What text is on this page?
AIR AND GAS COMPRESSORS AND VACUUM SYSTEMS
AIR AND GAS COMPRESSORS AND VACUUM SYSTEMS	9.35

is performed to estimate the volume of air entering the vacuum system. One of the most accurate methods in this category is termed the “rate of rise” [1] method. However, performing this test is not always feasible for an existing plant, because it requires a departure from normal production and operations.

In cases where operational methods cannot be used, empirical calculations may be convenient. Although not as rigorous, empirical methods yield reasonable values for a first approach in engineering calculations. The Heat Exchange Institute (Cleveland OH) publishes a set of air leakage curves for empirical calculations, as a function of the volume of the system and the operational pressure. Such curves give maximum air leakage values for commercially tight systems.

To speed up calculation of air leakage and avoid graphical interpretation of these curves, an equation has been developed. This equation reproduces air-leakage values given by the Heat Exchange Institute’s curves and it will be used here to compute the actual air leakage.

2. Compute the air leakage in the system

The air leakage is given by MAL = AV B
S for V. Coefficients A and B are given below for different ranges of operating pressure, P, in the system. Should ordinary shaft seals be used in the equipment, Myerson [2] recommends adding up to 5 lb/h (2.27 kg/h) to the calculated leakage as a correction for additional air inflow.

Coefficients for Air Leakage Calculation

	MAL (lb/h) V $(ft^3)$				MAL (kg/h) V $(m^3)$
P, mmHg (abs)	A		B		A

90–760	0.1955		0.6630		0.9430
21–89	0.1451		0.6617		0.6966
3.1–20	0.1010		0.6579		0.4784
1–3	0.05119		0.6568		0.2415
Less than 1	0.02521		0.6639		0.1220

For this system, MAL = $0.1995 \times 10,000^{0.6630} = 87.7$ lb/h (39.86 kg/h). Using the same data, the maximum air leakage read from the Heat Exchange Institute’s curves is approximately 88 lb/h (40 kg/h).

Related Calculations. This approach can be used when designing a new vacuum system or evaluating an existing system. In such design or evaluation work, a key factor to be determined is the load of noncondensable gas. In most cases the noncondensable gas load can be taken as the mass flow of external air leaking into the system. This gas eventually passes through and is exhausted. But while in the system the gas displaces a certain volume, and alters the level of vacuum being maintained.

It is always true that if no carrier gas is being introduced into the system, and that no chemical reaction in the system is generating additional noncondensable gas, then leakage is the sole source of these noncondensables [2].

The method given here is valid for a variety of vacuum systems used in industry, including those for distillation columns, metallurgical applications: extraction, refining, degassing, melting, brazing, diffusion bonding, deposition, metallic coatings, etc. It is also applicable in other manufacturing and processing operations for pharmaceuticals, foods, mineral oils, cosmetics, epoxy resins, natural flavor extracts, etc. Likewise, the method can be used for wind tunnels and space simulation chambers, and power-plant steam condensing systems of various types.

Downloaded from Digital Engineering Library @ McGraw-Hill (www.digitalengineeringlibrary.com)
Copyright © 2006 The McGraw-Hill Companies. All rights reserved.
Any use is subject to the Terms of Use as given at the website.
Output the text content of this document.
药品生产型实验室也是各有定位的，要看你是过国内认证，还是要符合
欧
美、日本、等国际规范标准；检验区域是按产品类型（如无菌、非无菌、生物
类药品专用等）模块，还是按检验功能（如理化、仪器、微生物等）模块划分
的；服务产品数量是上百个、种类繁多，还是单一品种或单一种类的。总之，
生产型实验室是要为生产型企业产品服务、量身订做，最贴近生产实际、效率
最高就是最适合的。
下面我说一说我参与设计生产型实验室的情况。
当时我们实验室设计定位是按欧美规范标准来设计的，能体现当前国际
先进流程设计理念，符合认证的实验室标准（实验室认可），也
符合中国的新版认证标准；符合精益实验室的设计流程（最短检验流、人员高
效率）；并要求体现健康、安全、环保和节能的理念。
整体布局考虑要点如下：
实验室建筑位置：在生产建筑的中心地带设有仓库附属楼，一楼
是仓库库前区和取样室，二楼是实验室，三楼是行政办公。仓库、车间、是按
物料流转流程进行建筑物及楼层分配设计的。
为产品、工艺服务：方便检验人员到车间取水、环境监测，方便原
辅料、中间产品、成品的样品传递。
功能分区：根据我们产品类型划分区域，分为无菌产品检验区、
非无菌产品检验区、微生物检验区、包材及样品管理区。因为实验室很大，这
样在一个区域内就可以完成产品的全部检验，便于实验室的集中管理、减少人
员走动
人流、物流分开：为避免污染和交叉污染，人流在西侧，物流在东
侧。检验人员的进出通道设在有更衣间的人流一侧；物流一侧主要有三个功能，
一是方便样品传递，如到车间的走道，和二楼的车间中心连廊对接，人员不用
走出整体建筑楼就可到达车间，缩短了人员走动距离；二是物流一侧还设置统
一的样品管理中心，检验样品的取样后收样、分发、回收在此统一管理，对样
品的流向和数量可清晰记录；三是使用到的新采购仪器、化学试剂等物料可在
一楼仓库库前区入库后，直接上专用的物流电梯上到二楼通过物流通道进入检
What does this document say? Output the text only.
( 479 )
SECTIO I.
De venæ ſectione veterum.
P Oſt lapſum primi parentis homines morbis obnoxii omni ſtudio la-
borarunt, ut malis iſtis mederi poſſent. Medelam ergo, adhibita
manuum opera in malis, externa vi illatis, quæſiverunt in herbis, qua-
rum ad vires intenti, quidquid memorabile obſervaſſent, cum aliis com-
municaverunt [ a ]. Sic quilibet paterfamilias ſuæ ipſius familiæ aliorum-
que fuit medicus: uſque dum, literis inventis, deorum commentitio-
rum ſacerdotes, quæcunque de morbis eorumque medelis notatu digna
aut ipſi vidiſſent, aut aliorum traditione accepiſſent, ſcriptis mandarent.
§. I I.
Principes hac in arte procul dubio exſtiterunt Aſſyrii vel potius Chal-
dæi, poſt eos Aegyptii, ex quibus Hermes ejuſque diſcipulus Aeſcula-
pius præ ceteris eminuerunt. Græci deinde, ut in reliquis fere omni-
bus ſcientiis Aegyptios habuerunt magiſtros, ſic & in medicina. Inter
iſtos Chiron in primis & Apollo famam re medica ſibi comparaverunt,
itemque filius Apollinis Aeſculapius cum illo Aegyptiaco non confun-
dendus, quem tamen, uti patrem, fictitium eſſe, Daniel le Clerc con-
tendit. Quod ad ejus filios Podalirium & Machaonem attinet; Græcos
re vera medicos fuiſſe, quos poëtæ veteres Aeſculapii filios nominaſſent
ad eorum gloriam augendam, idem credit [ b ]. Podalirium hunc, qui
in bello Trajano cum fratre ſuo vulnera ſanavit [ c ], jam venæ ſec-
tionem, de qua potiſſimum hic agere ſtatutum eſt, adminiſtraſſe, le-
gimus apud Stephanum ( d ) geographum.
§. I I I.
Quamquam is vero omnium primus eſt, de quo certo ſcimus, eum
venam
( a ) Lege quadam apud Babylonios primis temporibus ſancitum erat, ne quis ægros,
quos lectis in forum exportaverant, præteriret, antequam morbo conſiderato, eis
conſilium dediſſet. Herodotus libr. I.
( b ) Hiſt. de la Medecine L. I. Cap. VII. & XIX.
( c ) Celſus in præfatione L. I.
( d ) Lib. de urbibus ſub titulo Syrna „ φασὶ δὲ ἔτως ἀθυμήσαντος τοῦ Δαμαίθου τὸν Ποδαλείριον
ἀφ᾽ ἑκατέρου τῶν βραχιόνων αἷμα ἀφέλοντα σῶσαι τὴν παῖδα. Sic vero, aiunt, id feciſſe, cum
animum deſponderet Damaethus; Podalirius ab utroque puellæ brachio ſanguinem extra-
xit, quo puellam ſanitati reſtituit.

Problem to work on: Repeat all the records. Match each line exactly.

Response:
What text is on this page?
AIR AND GAS COMPRESSORS AND VACUUM SYSTEMS
AIR AND GAS COMPRESSORS AND VACUUM SYSTEMS	9.35

is performed to estimate the volume of air entering the vacuum system. One of the most accurate methods in this category is termed the “rate of rise” [1] method. However, performing this test is not always feasible for an existing plant, because it requires a departure from normal production and operations.

In cases where operational methods cannot be used, empirical calculations may be convenient. Although not as rigorous, empirical methods yield reasonable values for a first approach in engineering calculations. The Heat Exchange Institute (Cleveland OH) publishes a set of air leakage curves for empirical calculations, as a function of the volume of the system and the operational pressure. Such curves give maximum air leakage values for commercially tight systems.

To speed up calculation of air leakage and avoid graphical interpretation of these curves, an equation has been developed. This equation reproduces air-leakage values given by the Heat Exchange Institute’s curves and it will be used here to compute the actual air leakage.

2. Compute the air leakage in the system

The air leakage is given by MAL = AV B
S for V. Coefficients A and B are given below for different ranges of operating pressure, P, in the system. Should ordinary shaft seals be used in the equipment, Myerson [2] recommends adding up to 5 lb/h (2.27 kg/h) to the calculated leakage as a correction for additional air inflow.

Coefficients for Air Leakage Calculation

	MAL (lb/h) V $(ft^3)$				MAL (kg/h) V $(m^3)$
P, mmHg (abs)	A		B		A

90–760	0.1955		0.6630		0.9430
21–89	0.1451		0.6617		0.6966
3.1–20	0.1010		0.6579		0.4784
1–3	0.05119		0.6568		0.2415
Less than 1	0.02521		0.6639		0.1220

For this system, MAL = $0.1995 \times 10,000^{0.6630} = 87.7$ lb/h (39.86 kg/h). Using the same data, the maximum air leakage read from the Heat Exchange Institute’s curves is approximately 88 lb/h (40 kg/h).

Related Calculations. This approach can be used when designing a new vacuum system or evaluating an existing system. In such design or evaluation work, a key factor to be determined is the load of noncondensable gas. In most cases the noncondensable gas load can be taken as the mass flow of external air leaking into the system. This gas eventually passes through and is exhausted. But while in the system the gas displaces a certain volume, and alters the level of vacuum being maintained.

It is always true that if no carrier gas is being introduced into the system, and that no chemical reaction in the system is generating additional noncondensable gas, then leakage is the sole source of these noncondensables [2].

The method given here is valid for a variety of vacuum systems used in industry, including those for distillation columns, metallurgical applications: extraction, refining, degassing, melting, brazing, diffusion bonding, deposition, metallic coatings, etc. It is also applicable in other manufacturing and processing operations for pharmaceuticals, foods, mineral oils, cosmetics, epoxy resins, natural flavor extracts, etc. Likewise, the method can be used for wind tunnels and space simulation chambers, and power-plant steam condensing systems of various types.

Downloaded from Digital Engineering Library @ McGraw-Hill (www.digitalengineeringlibrary.com)
Copyright © 2006 The McGraw-Hill Companies. All rights reserved.
Any use is subject to the Terms of Use as given at the website.
Output the text content of this document.
药品生产型实验室也是各有定位的，要看你是过国内认证，还是要符合
欧
美、日本、等国际规范标准；检验区域是按产品类型（如无菌、非无菌、生物
类药品专用等）模块，还是按检验功能（如理化、仪器、微生物等）模块划分
的；服务产品数量是上百个、种类繁多，还是单一品种或单一种类的。总之，
生产型实验室是要为生产型企业产品服务、量身订做，最贴近生产实际、效率
最高就是最适合的。
下面我说一说我参与设计生产型实验室的情况。
当时我们实验室设计定位是按欧美规范标准来设计的，能体现当前国际
先进流程设计理念，符合认证的实验室标准（实验室认可），也
符合中国的新版认证标准；符合精益实验室的设计流程（最短检验流、人员高
效率）；并要求体现健康、安全、环保和节能的理念。
整体布局考虑要点如下：
实验室建筑位置：在生产建筑的中心地带设有仓库附属楼，一楼
是仓库库前区和取样室，二楼是实验室，三楼是行政办公。仓库、车间、是按
物料流转流程进行建筑物及楼层分配设计的。
为产品、工艺服务：方便检验人员到车间取水、环境监测，方便原
辅料、中间产品、成品的样品传递。
功能分区：根据我们产品类型划分区域，分为无菌产品检验区、
非无菌产品检验区、微生物检验区、包材及样品管理区。因为实验室很大，这
样在一个区域内就可以完成产品的全部检验，便于实验室的集中管理、减少人
员走动
人流、物流分开：为避免污染和交叉污染，人流在西侧，物流在东
侧。检验人员的进出通道设在有更衣间的人流一侧；物流一侧主要有三个功能，
一是方便样品传递，如到车间的走道，和二楼的车间中心连廊对接，人员不用
走出整体建筑楼就可到达车间，缩短了人员走动距离；二是物流一侧还设置统
一的样品管理中心，检验样品的取样后收样、分发、回收在此统一管理，对样
品的流向和数量可清晰记录；三是使用到的新采购仪器、化学试剂等物料可在
一楼仓库库前区入库后，直接上专用的物流电梯上到二楼通过物流通道进入检
What does this document say? Output the text only.
( 479 )
SECTIO I.
De venæ ſectione veterum.
P Oſt lapſum primi parentis homines morbis obnoxii omni ſtudio la-
borarunt, ut malis iſtis mederi poſſent. Medelam ergo, adhibita
manuum opera in malis, externa vi illatis, quæſiverunt in herbis, qua-
rum ad vires intenti, quidquid memorabile obſervaſſent, cum aliis com-
municaverunt [ a ]. Sic quilibet paterfamilias ſuæ ipſius familiæ aliorum-
que fuit medicus: uſque dum, literis inventis, deorum commentitio-
rum ſacerdotes, quæcunque de morbis eorumque medelis notatu digna
aut ipſi vidiſſent, aut aliorum traditione accepiſſent, ſcriptis mandarent.
§. I I.
Principes hac in arte procul dubio exſtiterunt Aſſyrii vel potius Chal-
dæi, poſt eos Aegyptii, ex quibus Hermes ejuſque diſcipulus Aeſcula-
pius præ ceteris eminuerunt. Græci deinde, ut in reliquis fere omni-
bus ſcientiis Aegyptios habuerunt magiſtros, ſic & in medicina. Inter
iſtos Chiron in primis & Apollo famam re medica ſibi comparaverunt,
itemque filius Apollinis Aeſculapius cum illo Aegyptiaco non confun-
dendus, quem tamen, uti patrem, fictitium eſſe, Daniel le Clerc con-
tendit. Quod ad ejus filios Podalirium & Machaonem attinet; Græcos
re vera medicos fuiſſe, quos poëtæ veteres Aeſculapii filios nominaſſent
ad eorum gloriam augendam, idem credit [ b ]. Podalirium hunc, qui
in bello Trajano cum fratre ſuo vulnera ſanavit [ c ], jam venæ ſec-
tionem, de qua potiſſimum hic agere ſtatutum eſt, adminiſtraſſe, le-
gimus apud Stephanum ( d ) geographum.
§. I I I.
Quamquam is vero omnium primus eſt, de quo certo ſcimus, eum
venam
( a ) Lege quadam apud Babylonios primis temporibus ſancitum erat, ne quis ægros,
quos lectis in forum exportaverant, præteriret, antequam morbo conſiderato, eis
conſilium dediſſet. Herodotus libr. I.
( b ) Hiſt. de la Medecine L. I. Cap. VII. & XIX.
( c ) Celſus in præfatione L. I.
( d ) Lib. de urbibus ſub titulo Syrna „ φασὶ δὲ ἔτως ἀθυμήσαντος τοῦ Δαμαίθου τὸν Ποδαλείριον
ἀφ᾽ ἑκατέρου τῶν βραχιόνων αἷμα ἀφέλοντα σῶσαι τὴν παῖδα. Sic vero, aiunt, id feciſſe, cum
animum deſponderet Damaethus; Podalirius ab utroque puellæ brachio ſanguinem extra-
xit, quo puellam ſanitati reſtituit.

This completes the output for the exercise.